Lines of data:
=======

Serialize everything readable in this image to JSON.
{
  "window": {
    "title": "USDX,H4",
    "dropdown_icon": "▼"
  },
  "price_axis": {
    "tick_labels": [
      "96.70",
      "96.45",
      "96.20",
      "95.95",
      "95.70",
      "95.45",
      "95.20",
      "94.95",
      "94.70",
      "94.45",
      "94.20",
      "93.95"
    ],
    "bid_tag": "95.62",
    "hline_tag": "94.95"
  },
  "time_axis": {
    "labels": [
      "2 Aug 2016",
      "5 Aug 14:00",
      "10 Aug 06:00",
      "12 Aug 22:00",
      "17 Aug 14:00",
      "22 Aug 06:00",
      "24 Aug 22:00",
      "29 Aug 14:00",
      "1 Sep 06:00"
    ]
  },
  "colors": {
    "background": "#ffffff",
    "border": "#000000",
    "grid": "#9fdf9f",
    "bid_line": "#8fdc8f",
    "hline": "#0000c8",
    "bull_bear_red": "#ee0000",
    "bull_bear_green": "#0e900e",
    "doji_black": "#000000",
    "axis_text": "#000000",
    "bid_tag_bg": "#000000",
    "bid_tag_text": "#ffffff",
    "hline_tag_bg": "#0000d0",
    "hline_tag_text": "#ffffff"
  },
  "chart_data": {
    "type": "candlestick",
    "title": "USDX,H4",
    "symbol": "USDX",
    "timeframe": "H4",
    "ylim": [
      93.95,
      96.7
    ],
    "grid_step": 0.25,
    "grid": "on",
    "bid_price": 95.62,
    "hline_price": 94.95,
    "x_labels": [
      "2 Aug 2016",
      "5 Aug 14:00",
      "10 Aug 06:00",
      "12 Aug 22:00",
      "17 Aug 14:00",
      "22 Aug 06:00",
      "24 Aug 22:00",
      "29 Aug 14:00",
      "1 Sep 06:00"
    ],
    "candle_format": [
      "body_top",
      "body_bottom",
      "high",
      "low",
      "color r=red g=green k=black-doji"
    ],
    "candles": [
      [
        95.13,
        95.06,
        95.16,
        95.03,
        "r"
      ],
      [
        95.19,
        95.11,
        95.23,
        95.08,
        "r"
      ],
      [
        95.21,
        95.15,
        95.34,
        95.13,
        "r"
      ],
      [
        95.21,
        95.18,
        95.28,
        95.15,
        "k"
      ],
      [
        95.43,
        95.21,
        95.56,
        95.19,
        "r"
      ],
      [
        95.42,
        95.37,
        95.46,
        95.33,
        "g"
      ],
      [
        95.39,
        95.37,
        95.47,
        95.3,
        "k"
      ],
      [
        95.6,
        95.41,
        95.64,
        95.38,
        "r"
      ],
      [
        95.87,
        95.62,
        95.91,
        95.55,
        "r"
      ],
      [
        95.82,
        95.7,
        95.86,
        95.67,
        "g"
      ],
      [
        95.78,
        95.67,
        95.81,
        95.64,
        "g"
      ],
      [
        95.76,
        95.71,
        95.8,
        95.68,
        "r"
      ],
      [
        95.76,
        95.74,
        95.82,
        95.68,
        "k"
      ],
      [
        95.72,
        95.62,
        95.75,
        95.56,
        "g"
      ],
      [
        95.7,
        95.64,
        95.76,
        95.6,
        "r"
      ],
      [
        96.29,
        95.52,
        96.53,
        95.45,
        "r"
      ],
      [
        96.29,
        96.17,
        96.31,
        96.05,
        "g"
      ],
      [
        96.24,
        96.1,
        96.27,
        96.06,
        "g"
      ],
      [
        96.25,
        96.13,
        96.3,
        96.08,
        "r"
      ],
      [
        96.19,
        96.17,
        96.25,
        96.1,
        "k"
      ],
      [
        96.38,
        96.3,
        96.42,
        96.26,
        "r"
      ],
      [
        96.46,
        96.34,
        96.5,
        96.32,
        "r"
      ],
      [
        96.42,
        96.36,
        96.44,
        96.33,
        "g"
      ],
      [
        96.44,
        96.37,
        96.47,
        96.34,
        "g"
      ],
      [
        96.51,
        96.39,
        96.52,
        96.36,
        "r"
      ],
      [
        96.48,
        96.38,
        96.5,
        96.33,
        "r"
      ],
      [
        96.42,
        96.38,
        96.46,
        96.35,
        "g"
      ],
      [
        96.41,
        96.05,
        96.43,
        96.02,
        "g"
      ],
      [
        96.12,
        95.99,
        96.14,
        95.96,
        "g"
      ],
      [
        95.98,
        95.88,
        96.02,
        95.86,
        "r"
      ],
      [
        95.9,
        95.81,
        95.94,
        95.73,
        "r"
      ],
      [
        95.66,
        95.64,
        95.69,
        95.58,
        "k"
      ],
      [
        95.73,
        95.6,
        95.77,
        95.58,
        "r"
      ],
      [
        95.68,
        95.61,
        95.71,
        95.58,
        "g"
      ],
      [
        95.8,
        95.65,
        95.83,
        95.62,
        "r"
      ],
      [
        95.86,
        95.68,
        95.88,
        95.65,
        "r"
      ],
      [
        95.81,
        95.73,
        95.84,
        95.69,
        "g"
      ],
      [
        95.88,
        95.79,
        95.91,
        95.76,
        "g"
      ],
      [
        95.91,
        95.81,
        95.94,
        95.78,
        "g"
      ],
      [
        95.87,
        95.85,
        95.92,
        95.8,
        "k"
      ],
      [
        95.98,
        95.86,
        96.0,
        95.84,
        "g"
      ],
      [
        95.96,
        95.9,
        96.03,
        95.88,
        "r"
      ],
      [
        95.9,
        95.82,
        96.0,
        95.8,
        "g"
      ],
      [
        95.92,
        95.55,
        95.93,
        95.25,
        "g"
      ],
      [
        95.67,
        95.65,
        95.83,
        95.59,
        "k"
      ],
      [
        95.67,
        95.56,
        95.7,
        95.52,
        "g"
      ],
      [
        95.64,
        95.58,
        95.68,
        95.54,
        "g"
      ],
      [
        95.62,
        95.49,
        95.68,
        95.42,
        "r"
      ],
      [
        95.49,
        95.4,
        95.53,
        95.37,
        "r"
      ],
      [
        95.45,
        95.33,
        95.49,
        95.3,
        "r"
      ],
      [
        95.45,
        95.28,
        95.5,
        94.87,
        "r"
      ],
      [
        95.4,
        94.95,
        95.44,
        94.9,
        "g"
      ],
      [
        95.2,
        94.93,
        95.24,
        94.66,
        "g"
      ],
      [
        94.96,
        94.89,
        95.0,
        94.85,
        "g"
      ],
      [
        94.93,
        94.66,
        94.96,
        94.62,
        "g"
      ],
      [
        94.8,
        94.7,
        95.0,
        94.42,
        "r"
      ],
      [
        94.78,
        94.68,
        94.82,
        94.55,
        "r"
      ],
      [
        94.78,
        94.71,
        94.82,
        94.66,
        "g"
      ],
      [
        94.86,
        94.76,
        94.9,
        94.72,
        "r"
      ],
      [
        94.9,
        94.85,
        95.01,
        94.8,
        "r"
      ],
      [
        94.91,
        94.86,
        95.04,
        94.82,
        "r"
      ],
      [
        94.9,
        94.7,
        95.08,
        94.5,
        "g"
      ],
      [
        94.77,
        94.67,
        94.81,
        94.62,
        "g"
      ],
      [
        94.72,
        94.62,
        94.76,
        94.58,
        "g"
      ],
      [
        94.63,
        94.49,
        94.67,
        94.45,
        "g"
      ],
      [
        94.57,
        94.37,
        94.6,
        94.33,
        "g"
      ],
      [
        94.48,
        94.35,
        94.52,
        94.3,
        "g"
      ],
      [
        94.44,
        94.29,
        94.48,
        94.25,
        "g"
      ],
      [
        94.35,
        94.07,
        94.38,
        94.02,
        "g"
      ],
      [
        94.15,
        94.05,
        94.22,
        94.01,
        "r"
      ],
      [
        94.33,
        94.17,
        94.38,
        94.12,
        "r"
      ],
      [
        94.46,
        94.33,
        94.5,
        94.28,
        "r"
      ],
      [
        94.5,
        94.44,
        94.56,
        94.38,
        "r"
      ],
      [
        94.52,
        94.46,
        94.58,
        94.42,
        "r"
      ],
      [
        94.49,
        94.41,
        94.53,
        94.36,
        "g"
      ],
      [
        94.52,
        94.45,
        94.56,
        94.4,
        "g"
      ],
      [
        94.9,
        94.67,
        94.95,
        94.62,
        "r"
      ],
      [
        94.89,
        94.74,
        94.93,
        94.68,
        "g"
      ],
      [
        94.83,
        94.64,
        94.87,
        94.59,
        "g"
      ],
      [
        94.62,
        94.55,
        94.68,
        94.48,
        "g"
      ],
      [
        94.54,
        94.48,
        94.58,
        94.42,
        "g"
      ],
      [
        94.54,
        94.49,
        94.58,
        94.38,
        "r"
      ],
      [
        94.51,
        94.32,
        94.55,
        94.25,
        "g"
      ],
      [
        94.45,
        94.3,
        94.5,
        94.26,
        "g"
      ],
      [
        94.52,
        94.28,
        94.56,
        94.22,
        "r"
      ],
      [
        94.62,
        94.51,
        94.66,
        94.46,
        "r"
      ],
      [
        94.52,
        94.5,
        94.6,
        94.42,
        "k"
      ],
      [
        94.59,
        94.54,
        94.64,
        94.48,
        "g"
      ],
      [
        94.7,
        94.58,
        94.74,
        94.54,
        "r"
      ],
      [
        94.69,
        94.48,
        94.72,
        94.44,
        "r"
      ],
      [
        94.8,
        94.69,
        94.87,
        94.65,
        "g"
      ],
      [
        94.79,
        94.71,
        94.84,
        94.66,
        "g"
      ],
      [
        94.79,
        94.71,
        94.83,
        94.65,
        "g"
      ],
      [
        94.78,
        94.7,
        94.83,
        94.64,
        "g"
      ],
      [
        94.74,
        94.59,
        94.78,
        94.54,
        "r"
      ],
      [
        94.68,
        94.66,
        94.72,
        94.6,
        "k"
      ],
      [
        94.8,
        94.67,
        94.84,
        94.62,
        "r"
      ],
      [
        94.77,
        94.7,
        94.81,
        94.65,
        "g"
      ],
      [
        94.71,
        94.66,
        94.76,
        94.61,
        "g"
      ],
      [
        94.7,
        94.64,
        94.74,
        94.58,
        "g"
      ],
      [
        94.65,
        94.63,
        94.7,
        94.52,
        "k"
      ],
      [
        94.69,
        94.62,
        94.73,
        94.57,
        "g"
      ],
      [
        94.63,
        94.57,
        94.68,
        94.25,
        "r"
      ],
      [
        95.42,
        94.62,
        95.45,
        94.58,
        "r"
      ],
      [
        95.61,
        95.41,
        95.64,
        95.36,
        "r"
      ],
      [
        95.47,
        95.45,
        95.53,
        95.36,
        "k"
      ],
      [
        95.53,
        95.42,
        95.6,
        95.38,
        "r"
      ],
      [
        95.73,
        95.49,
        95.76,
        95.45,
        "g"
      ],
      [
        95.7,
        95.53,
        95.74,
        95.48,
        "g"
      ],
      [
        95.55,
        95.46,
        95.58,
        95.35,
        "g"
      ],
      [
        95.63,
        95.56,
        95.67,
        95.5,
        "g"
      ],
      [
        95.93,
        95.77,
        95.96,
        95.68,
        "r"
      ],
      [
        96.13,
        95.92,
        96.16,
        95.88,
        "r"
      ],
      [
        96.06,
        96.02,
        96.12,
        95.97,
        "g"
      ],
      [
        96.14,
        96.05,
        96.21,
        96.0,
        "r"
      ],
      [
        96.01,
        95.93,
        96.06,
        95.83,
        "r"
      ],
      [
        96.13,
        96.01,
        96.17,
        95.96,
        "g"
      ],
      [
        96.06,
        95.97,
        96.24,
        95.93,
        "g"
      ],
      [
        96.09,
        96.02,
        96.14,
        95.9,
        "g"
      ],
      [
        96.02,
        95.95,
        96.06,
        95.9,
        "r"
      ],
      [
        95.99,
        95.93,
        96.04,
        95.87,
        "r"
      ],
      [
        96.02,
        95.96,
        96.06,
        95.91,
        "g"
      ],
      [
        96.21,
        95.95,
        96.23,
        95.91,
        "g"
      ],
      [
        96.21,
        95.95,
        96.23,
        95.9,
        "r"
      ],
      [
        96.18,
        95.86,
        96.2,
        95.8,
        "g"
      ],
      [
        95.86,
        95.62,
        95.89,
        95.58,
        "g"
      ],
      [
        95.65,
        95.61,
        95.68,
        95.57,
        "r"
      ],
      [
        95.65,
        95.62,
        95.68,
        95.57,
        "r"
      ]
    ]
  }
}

=======

» **To be done**
Pick out every line above that holds the word "ffffff" and copy it.

» **Solution for this problem**
    "background": "#ffffff",
    "bid_tag_text": "#ffffff",
    "hline_tag_text": "#ffffff"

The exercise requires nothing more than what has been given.